Prompt:
Write out the material exactly. Do not include the pictures.

Exercise inputs:
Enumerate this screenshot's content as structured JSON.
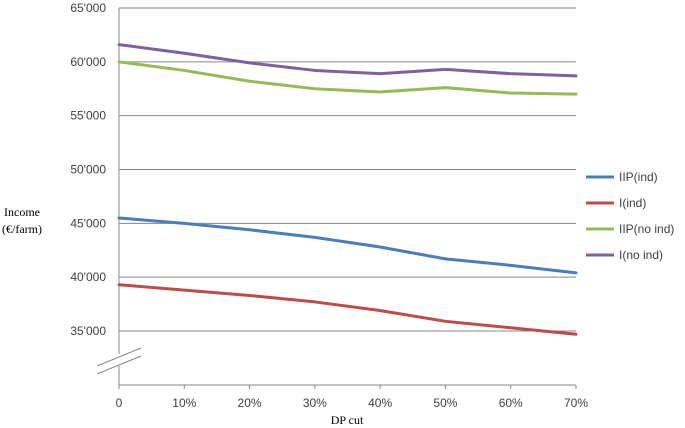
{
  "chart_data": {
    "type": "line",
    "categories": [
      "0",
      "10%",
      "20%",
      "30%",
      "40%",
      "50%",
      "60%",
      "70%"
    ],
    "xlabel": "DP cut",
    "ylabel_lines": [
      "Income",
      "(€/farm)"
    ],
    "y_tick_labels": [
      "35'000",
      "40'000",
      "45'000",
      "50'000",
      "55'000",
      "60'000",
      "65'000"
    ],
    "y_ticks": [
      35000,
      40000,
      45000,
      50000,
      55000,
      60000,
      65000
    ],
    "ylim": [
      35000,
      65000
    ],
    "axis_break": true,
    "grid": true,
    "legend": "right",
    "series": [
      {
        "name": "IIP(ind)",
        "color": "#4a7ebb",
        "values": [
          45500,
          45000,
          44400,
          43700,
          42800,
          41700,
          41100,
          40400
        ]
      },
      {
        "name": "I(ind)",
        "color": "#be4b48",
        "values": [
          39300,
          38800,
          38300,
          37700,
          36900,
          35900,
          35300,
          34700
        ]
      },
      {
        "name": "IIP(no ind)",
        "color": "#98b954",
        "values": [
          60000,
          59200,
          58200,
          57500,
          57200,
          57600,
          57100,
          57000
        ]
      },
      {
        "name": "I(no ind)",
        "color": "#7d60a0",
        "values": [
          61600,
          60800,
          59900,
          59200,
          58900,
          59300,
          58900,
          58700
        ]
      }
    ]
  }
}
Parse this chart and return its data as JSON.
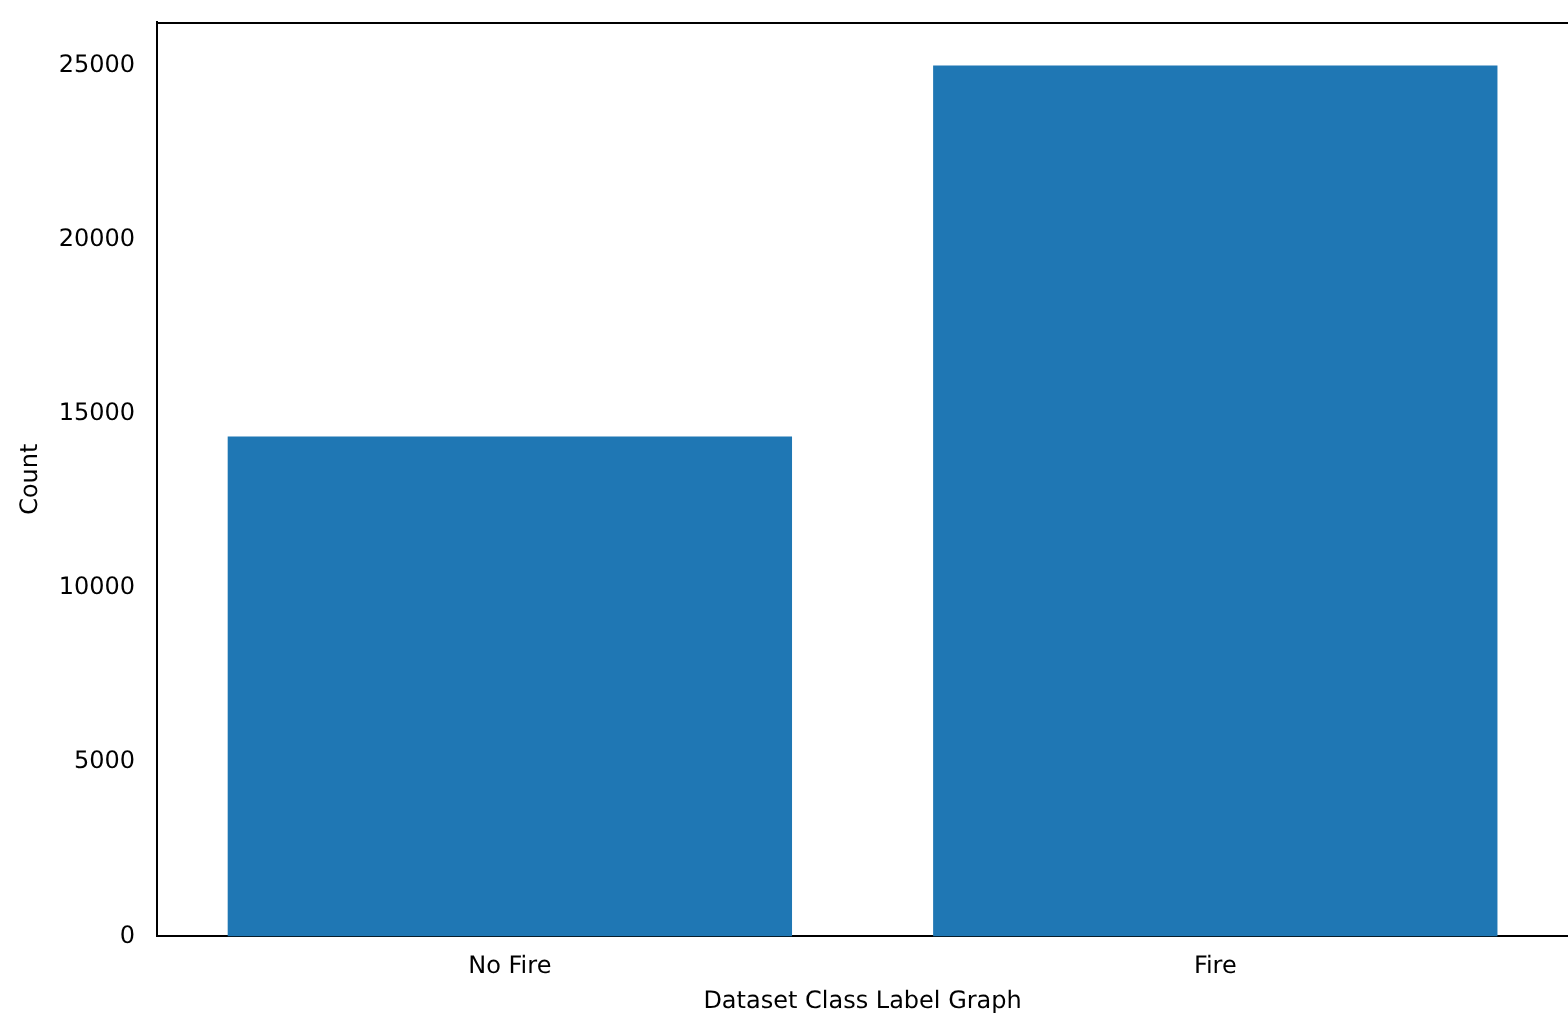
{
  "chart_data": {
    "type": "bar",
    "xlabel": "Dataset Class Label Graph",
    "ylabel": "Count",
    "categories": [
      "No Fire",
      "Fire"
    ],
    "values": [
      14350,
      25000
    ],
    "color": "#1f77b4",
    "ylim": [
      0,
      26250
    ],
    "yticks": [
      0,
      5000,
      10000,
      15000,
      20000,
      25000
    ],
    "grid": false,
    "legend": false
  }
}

Written reply:
Enumerate this screenshot's content as structured JSON.
{
  "chart_data": {
    "type": "line",
    "categories": [
      "0",
      "10%",
      "20%",
      "30%",
      "40%",
      "50%",
      "60%",
      "70%"
    ],
    "xlabel": "DP cut",
    "ylabel_lines": [
      "Income",
      "(€/farm)"
    ],
    "y_tick_labels": [
      "35'000",
      "40'000",
      "45'000",
      "50'000",
      "55'000",
      "60'000",
      "65'000"
    ],
    "y_ticks": [
      35000,
      40000,
      45000,
      50000,
      55000,
      60000,
      65000
    ],
    "ylim": [
      35000,
      65000
    ],
    "axis_break": true,
    "grid": true,
    "legend": "right",
    "series": [
      {
        "name": "IIP(ind)",
        "color": "#4a7ebb",
        "values": [
          45500,
          45000,
          44400,
          43700,
          42800,
          41700,
          41100,
          40400
        ]
      },
      {
        "name": "I(ind)",
        "color": "#be4b48",
        "values": [
          39300,
          38800,
          38300,
          37700,
          36900,
          35900,
          35300,
          34700
        ]
      },
      {
        "name": "IIP(no ind)",
        "color": "#98b954",
        "values": [
          60000,
          59200,
          58200,
          57500,
          57200,
          57600,
          57100,
          57000
        ]
      },
      {
        "name": "I(no ind)",
        "color": "#7d60a0",
        "values": [
          61600,
          60800,
          59900,
          59200,
          58900,
          59300,
          58900,
          58700
        ]
      }
    ]
  }
}
Parse this chart and return its data as JSON.
{
  "chart_data": {
    "type": "bar",
    "xlabel": "Dataset Class Label Graph",
    "ylabel": "Count",
    "categories": [
      "No Fire",
      "Fire"
    ],
    "values": [
      14350,
      25000
    ],
    "color": "#1f77b4",
    "ylim": [
      0,
      26250
    ],
    "yticks": [
      0,
      5000,
      10000,
      15000,
      20000,
      25000
    ],
    "grid": false,
    "legend": false
  }
}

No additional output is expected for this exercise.